Have you actually read the Human Rights Act? Most of the most glaring injustices in the UK have nothing to do with the HRA. They are down to foolish Acts of Parliament or stupid out-of-touch judges and at a lower level bleeding heart magistrates..
The most high-profile use of the HRA in the UK was when it was used by the pro-hunting lobby.
It's true that something needs to be done to make detection more certain and punishment more severe but adopting brutal methods reminiscient of a Soviet Gulag or a Nazi concentration camp won't help.


----------



## adiep (Jan 10, 2010)

jojo said:


> So, we all wanted to move to Spain at some point. Why? ...


I never wanted to move to Spain, never struck me as an ambition, however I was offered a job in Gibraltar and having spent the previous 18 months in Swindon I decided that literally anything would be better.

Turns out that I was right.


----------



## jojo (Sep 20, 2007)

crc said:


> I answered your origional question but it got swallowed up. lol



Sometimes there are threads that disappear into a sea of digressions! Sometimes it can be annoying. but cos this thread hasnt got a definitive title and I started it, well, what the heck. Its nice to put the world right sometimes lol!!!!!!! 

Jo xxx


----------



## gus-lopez (Jan 4, 2010)
================
_SET PROBLEM 1_
Express the rows that start at the line containing "step-5-text: Click Open" and end at the line containing "intro-line-2: simply installed", both included, as a JSON list of strings with one string per line and blank lines omitted.
================
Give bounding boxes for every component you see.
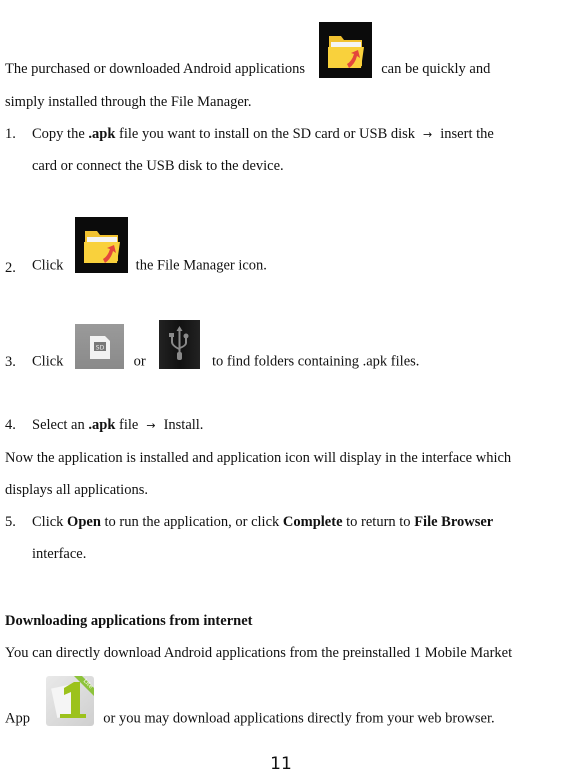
step-5-text: Click Open to run the application, or cl… <box>32 514 494 530</box>
file-manager-icon <box>318 22 372 78</box>
download-line-1: You can directly download Android applic… <box>5 645 513 661</box>
step-2-number: 2. <box>5 260 16 276</box>
step-5-number: 5. <box>5 514 16 530</box>
arrow-icon: → <box>423 128 433 141</box>
intro-line-1: The purchased or downloaded Android appl… <box>5 22 490 78</box>
step-5-continuation: interface. <box>32 546 87 562</box>
1mobile-market-icon: Lite <box>45 676 94 726</box>
step-4-number: 4. <box>5 417 16 433</box>
page-number: 11 <box>270 754 292 774</box>
intro-line-2: simply installed through the File Manage… <box>5 94 252 110</box>
download-line-2: App Lite or you may download application… <box>5 676 495 727</box>
step-1-continuation: card or connect the USB disk to the devi… <box>32 158 284 174</box>
svg-text:SD: SD <box>96 345 105 352</box>
step-1-text: Copy the .apk file you want to install o… <box>32 126 494 142</box>
step-2-text: Click the File Manager icon. <box>32 217 267 273</box>
step-3-text: Click SD or to find folders containing .… <box>32 320 419 369</box>
section-heading: Downloading applications from internet <box>5 613 253 629</box>
usb-icon[interactable] <box>159 320 201 369</box>
step-4-text: Select an .apk file → Install. <box>32 417 204 433</box>
arrow-icon: → <box>146 419 156 432</box>
sd-card-icon[interactable]: SD <box>75 324 125 369</box>
step-3-number: 3. <box>5 354 16 370</box>
file-manager-icon <box>75 217 129 273</box>
installed-note-line-2: displays all applications. <box>5 482 148 498</box>
installed-note-line-1: Now the application is installed and app… <box>5 450 512 466</box>
step-1-number: 1. <box>5 126 16 142</box>
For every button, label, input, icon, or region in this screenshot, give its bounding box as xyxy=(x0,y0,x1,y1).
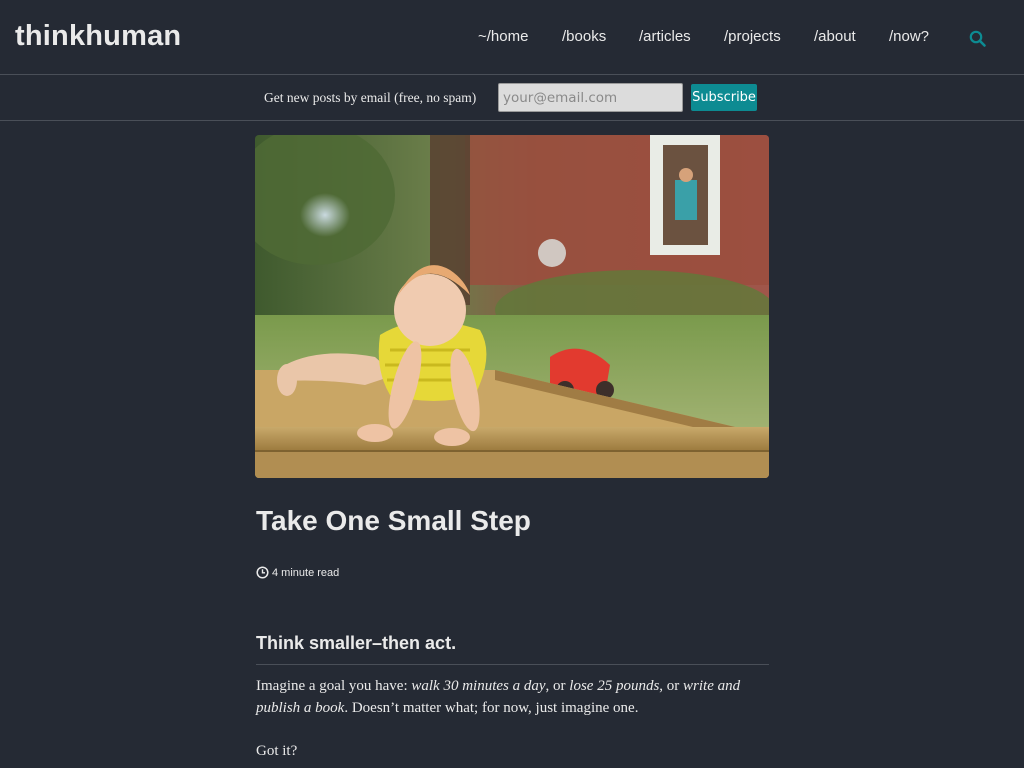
nav-about[interactable]: /about xyxy=(814,28,856,45)
emphasis-run: lose 25 pounds xyxy=(569,678,660,694)
read-time: 4 minute read xyxy=(272,567,340,579)
post-title: Take One Small Step xyxy=(256,505,531,536)
subscribe-button[interactable]: Subscribe xyxy=(691,84,757,111)
text-run: , or xyxy=(545,678,570,694)
nav-articles[interactable]: /articles xyxy=(639,28,691,45)
nav-projects[interactable]: /projects xyxy=(724,28,781,45)
divider xyxy=(256,664,769,665)
text-run: . Doesn’t matter what; for now, just ima… xyxy=(344,700,639,716)
baby-sandbox-photo xyxy=(255,135,769,478)
clock-icon xyxy=(256,566,269,579)
text-run: , or xyxy=(659,678,684,694)
masthead: thinkhuman ~/home /books /articles /proj… xyxy=(0,0,1024,75)
search-icon[interactable] xyxy=(968,29,988,49)
text-run: Imagine a goal you have: xyxy=(256,678,412,694)
paragraph-1: Imagine a goal you have: walk 30 minutes… xyxy=(256,675,771,719)
nav-now[interactable]: /now? xyxy=(889,28,929,45)
subscribe-bar: Get new posts by email (free, no spam) S… xyxy=(0,75,1024,121)
hero-image xyxy=(255,135,769,478)
emphasis-run: walk 30 minutes a day xyxy=(411,678,546,694)
paragraph-2: Got it? xyxy=(256,743,298,759)
subscribe-label: Get new posts by email (free, no spam) xyxy=(264,90,477,105)
nav-home[interactable]: ~/home xyxy=(478,28,528,45)
email-field[interactable] xyxy=(498,83,683,112)
main-nav: ~/home /books /articles /projects /about… xyxy=(0,28,1024,48)
nav-books[interactable]: /books xyxy=(562,28,606,45)
section-heading: Think smaller–then act. xyxy=(256,633,457,653)
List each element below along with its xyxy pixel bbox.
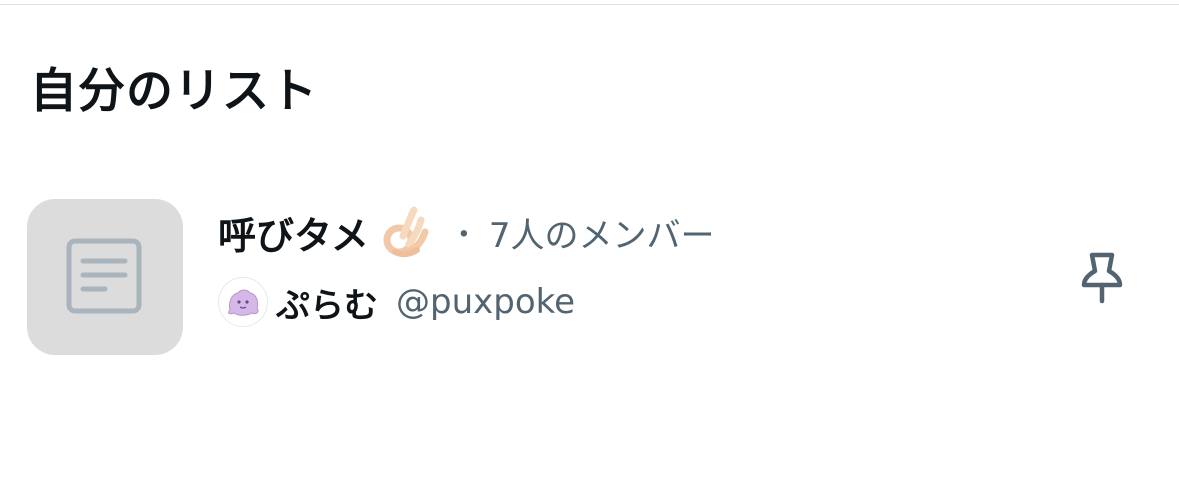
list-name: 呼びタメ — [218, 213, 369, 258]
list-document-icon — [66, 238, 142, 314]
page-title: 自分のリスト — [30, 64, 318, 119]
avatar[interactable] — [218, 277, 268, 327]
list-item[interactable]: 呼びタメ ・ 7人のメンバー ぷらむ @puxpoke — [0, 178, 1179, 378]
pin-icon — [1081, 252, 1123, 304]
owner-display-name: ぷらむ — [276, 285, 378, 326]
top-divider — [0, 4, 1179, 5]
meta-separator: ・ — [448, 218, 479, 253]
ok-hand-emoji-icon — [383, 206, 429, 258]
pin-button[interactable] — [1074, 244, 1130, 310]
list-thumbnail — [27, 199, 183, 355]
list-title-line: 呼びタメ ・ 7人のメンバー — [218, 202, 715, 262]
list-owner[interactable]: ぷらむ @puxpoke — [218, 274, 575, 330]
owner-handle: @puxpoke — [396, 282, 576, 322]
member-count: 7人のメンバー — [488, 215, 715, 256]
purple-blob-avatar-icon — [228, 289, 259, 316]
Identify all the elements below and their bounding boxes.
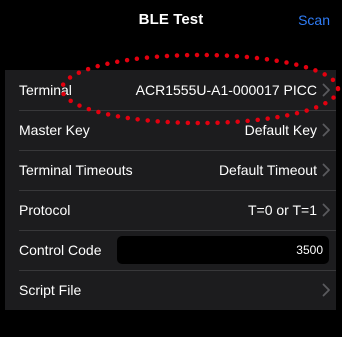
control-code-input[interactable]: 3500 xyxy=(117,236,329,264)
chevron-right-icon xyxy=(322,123,331,137)
script-file-label: Script File xyxy=(19,282,82,298)
terminal-timeouts-row[interactable]: Terminal Timeouts Default Timeout xyxy=(5,150,336,190)
chevron-right-icon xyxy=(322,203,331,217)
control-code-input-value: 3500 xyxy=(296,243,323,257)
protocol-row[interactable]: Protocol T=0 or T=1 xyxy=(5,190,336,230)
terminal-label: Terminal xyxy=(19,82,72,98)
control-code-row: Control Code 3500 xyxy=(5,230,336,270)
control-code-label: Control Code xyxy=(19,242,102,258)
terminal-row[interactable]: Terminal ACR1555U-A1-000017 PICC xyxy=(5,70,336,110)
protocol-label: Protocol xyxy=(19,202,71,218)
master-key-row[interactable]: Master Key Default Key xyxy=(5,110,336,150)
terminal-timeouts-label: Terminal Timeouts xyxy=(19,162,133,178)
navigation-bar: BLE Test Scan xyxy=(0,0,342,46)
chevron-right-icon xyxy=(322,163,331,177)
terminal-value: ACR1555U-A1-000017 PICC xyxy=(135,82,317,98)
script-file-row[interactable]: Script File xyxy=(5,270,336,310)
nav-title: BLE Test xyxy=(138,11,204,28)
chevron-right-icon xyxy=(322,283,331,297)
master-key-label: Master Key xyxy=(19,122,90,138)
settings-list: Terminal ACR1555U-A1-000017 PICC Master … xyxy=(5,70,336,310)
scan-button[interactable]: Scan xyxy=(298,12,330,28)
protocol-value: T=0 or T=1 xyxy=(247,202,317,218)
master-key-value: Default Key xyxy=(244,122,317,138)
chevron-right-icon xyxy=(322,83,331,97)
terminal-timeouts-value: Default Timeout xyxy=(218,162,317,178)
================
_SET PROBLEM 2_
From the forum thread, quote the part that opens with the words "I never wanted" and closes with "(Sep 20, 2007)".

_WORKED ANSWER 1_
[
  "step-5-text: Click Open to run the application, or cl… <box>32 514 494 530</box>",
  "file-manager-icon <box>318 22 372 78</box>",
  "download-line-1: You can directly download Android applic… <box>5 645 513 661</box>",
  "step-2-number: 2. <box>5 260 16 276</box>",
  "step-5-number: 5. <box>5 514 16 530</box>",
  "arrow-icon: → <box>423 128 433 141</box>",
  "intro-line-1: The purchased or downloaded Android appl… <box>5 22 490 78</box>",
  "step-5-continuation: interface. <box>32 546 87 562</box>",
  "1mobile-market-icon: Lite <box>45 676 94 726</box>",
  "step-4-number: 4. <box>5 417 16 433</box>",
  "page-number: 11 <box>270 754 292 774</box>",
  "intro-line-2: simply installed through the File Manage… <box>5 94 252 110</box>"
]

_WORKED ANSWER 2_
I never wanted to move to Spain, never struck me as an ambition, however I was offered a job in Gibraltar and having spent the previous 18 months in Swindon I decided that literally anything would be better.

Turns out that I was right.


----------



## jojo (Sep 20, 2007)